§ **Aim of the exercise**: Repeat all the material exactly; pictures stay out of your copy.

Collected data:

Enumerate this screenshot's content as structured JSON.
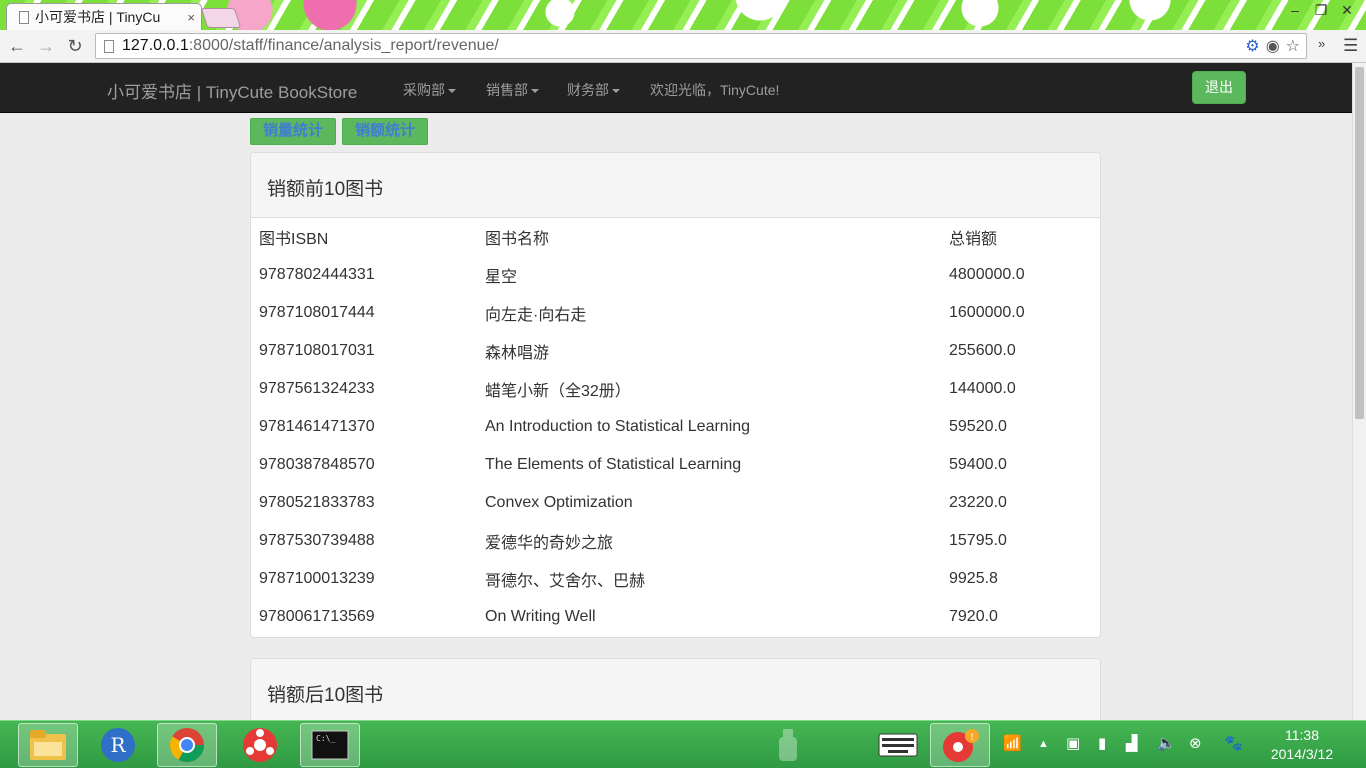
{
  "browser": {
    "tab_title": "小可爱书店 | TinyCu",
    "tab_close": "×",
    "url_host": "127.0.0.1",
    "url_rest": ":8000/staff/finance/analysis_report/revenue/",
    "window_min": "‒",
    "window_max": "❐",
    "window_close": "✕"
  },
  "navbar": {
    "brand": "小可爱书店 | TinyCute BookStore",
    "menus": [
      "采购部",
      "销售部",
      "财务部"
    ],
    "welcome": "欢迎光临，TinyCute!",
    "logout": "退出"
  },
  "buttons": {
    "sales_volume": "销量统计",
    "sales_revenue": "销额统计"
  },
  "top10": {
    "title": "销额前10图书",
    "headers": [
      "图书ISBN",
      "图书名称",
      "总销额"
    ],
    "rows": [
      [
        "9787802444331",
        "星空",
        "4800000.0"
      ],
      [
        "9787108017444",
        "向左走·向右走",
        "1600000.0"
      ],
      [
        "9787108017031",
        "森林唱游",
        "255600.0"
      ],
      [
        "9787561324233",
        "蜡笔小新（全32册）",
        "144000.0"
      ],
      [
        "9781461471370",
        "An Introduction to Statistical Learning",
        "59520.0"
      ],
      [
        "9780387848570",
        "The Elements of Statistical Learning",
        "59400.0"
      ],
      [
        "9780521833783",
        "Convex Optimization",
        "23220.0"
      ],
      [
        "9787530739488",
        "爱德华的奇妙之旅",
        "15795.0"
      ],
      [
        "9787100013239",
        "哥德尔、艾舍尔、巴赫",
        "9925.8"
      ],
      [
        "9780061713569",
        "On Writing Well",
        "7920.0"
      ]
    ]
  },
  "bottom10": {
    "title": "销额后10图书"
  },
  "taskbar": {
    "time": "11:38",
    "date": "2014/3/12"
  }
}
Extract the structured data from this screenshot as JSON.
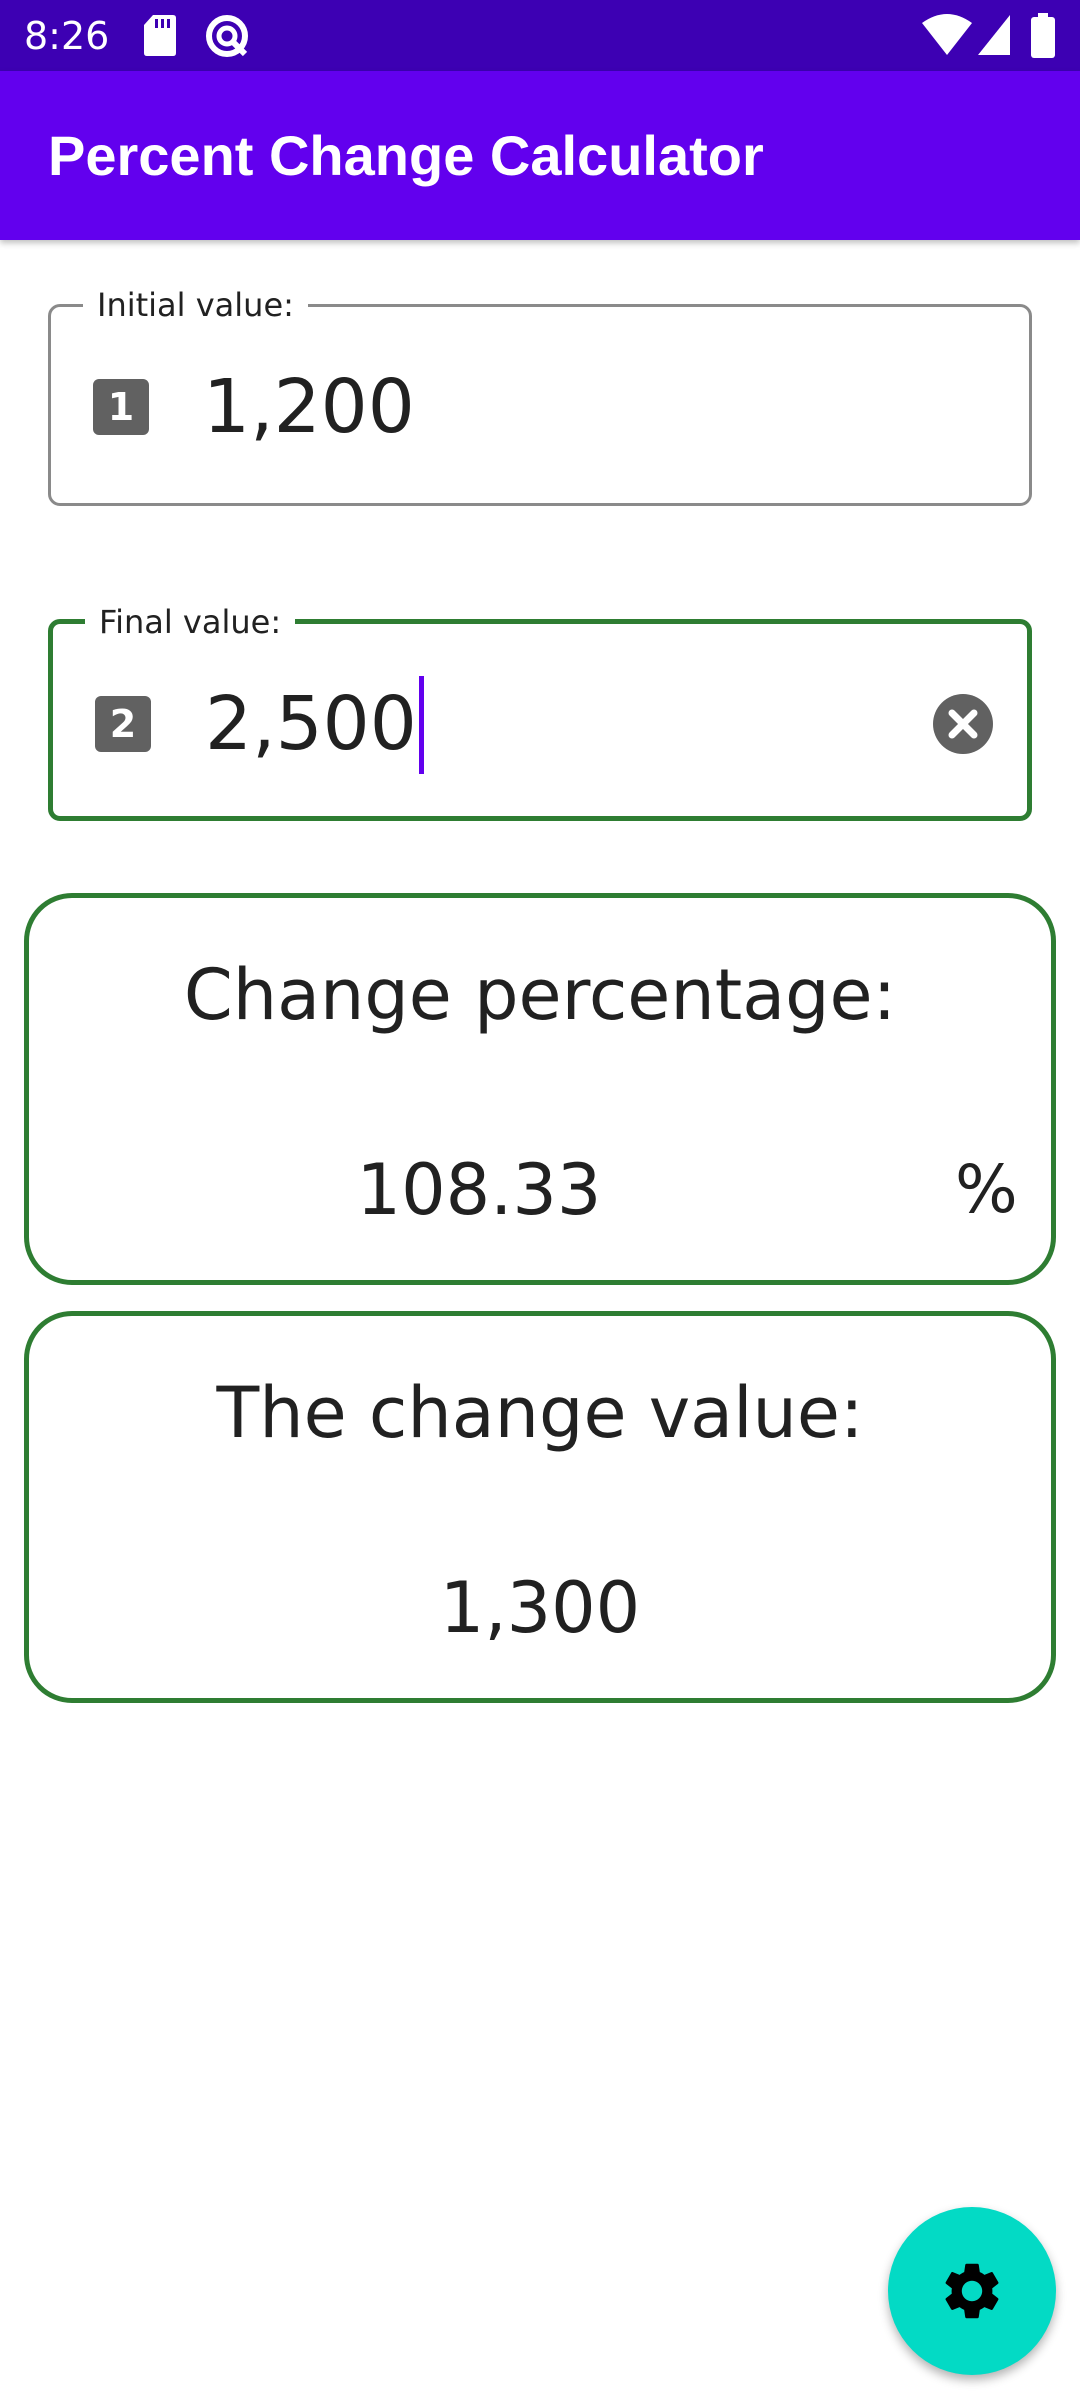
{
  "status_bar": {
    "time": "8:26",
    "left_icons": [
      "sd-card-icon",
      "data-saver-icon"
    ],
    "right_icons": [
      "wifi-icon",
      "cellular-signal-icon",
      "battery-icon"
    ]
  },
  "app_bar": {
    "title": "Percent Change Calculator",
    "background_color": "#6200ee"
  },
  "fields": {
    "initial": {
      "label": "Initial value:",
      "badge": "1",
      "value": "1,200"
    },
    "final": {
      "label": "Final value:",
      "badge": "2",
      "value": "2,500",
      "focused": true
    }
  },
  "results": {
    "percentage": {
      "title": "Change percentage:",
      "value": "108.33",
      "unit": "%"
    },
    "change": {
      "title": "The change value:",
      "value": "1,300"
    }
  },
  "fab": {
    "icon": "gear-icon",
    "color": "#03dac5"
  },
  "colors": {
    "accent": "#6200ee",
    "status_bar": "#3d00b3",
    "card_border": "#2e7d32"
  }
}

§ **Answer to this problem**:
Enumerate this screenshot's content as structured JSON.
{
  "browser": {
    "tab_title": "小可爱书店 | TinyCu",
    "tab_close": "×",
    "url_host": "127.0.0.1",
    "url_rest": ":8000/staff/finance/analysis_report/revenue/",
    "window_min": "‒",
    "window_max": "❐",
    "window_close": "✕"
  },
  "navbar": {
    "brand": "小可爱书店 | TinyCute BookStore",
    "menus": [
      "采购部",
      "销售部",
      "财务部"
    ],
    "welcome": "欢迎光临，TinyCute!",
    "logout": "退出"
  },
  "buttons": {
    "sales_volume": "销量统计",
    "sales_revenue": "销额统计"
  },
  "top10": {
    "title": "销额前10图书",
    "headers": [
      "图书ISBN",
      "图书名称",
      "总销额"
    ],
    "rows": [
      [
        "9787802444331",
        "星空",
        "4800000.0"
      ],
      [
        "9787108017444",
        "向左走·向右走",
        "1600000.0"
      ],
      [
        "9787108017031",
        "森林唱游",
        "255600.0"
      ],
      [
        "9787561324233",
        "蜡笔小新（全32册）",
        "144000.0"
      ],
      [
        "9781461471370",
        "An Introduction to Statistical Learning",
        "59520.0"
      ],
      [
        "9780387848570",
        "The Elements of Statistical Learning",
        "59400.0"
      ],
      [
        "9780521833783",
        "Convex Optimization",
        "23220.0"
      ],
      [
        "9787530739488",
        "爱德华的奇妙之旅",
        "15795.0"
      ],
      [
        "9787100013239",
        "哥德尔、艾舍尔、巴赫",
        "9925.8"
      ],
      [
        "9780061713569",
        "On Writing Well",
        "7920.0"
      ]
    ]
  },
  "bottom10": {
    "title": "销额后10图书"
  },
  "taskbar": {
    "time": "11:38",
    "date": "2014/3/12"
  }
}
Extract the structured data from this screenshot as JSON.
{
  "status_bar": {
    "time": "8:26",
    "left_icons": [
      "sd-card-icon",
      "data-saver-icon"
    ],
    "right_icons": [
      "wifi-icon",
      "cellular-signal-icon",
      "battery-icon"
    ]
  },
  "app_bar": {
    "title": "Percent Change Calculator",
    "background_color": "#6200ee"
  },
  "fields": {
    "initial": {
      "label": "Initial value:",
      "badge": "1",
      "value": "1,200"
    },
    "final": {
      "label": "Final value:",
      "badge": "2",
      "value": "2,500",
      "focused": true
    }
  },
  "results": {
    "percentage": {
      "title": "Change percentage:",
      "value": "108.33",
      "unit": "%"
    },
    "change": {
      "title": "The change value:",
      "value": "1,300"
    }
  },
  "fab": {
    "icon": "gear-icon",
    "color": "#03dac5"
  },
  "colors": {
    "accent": "#6200ee",
    "status_bar": "#3d00b3",
    "card_border": "#2e7d32"
  }
}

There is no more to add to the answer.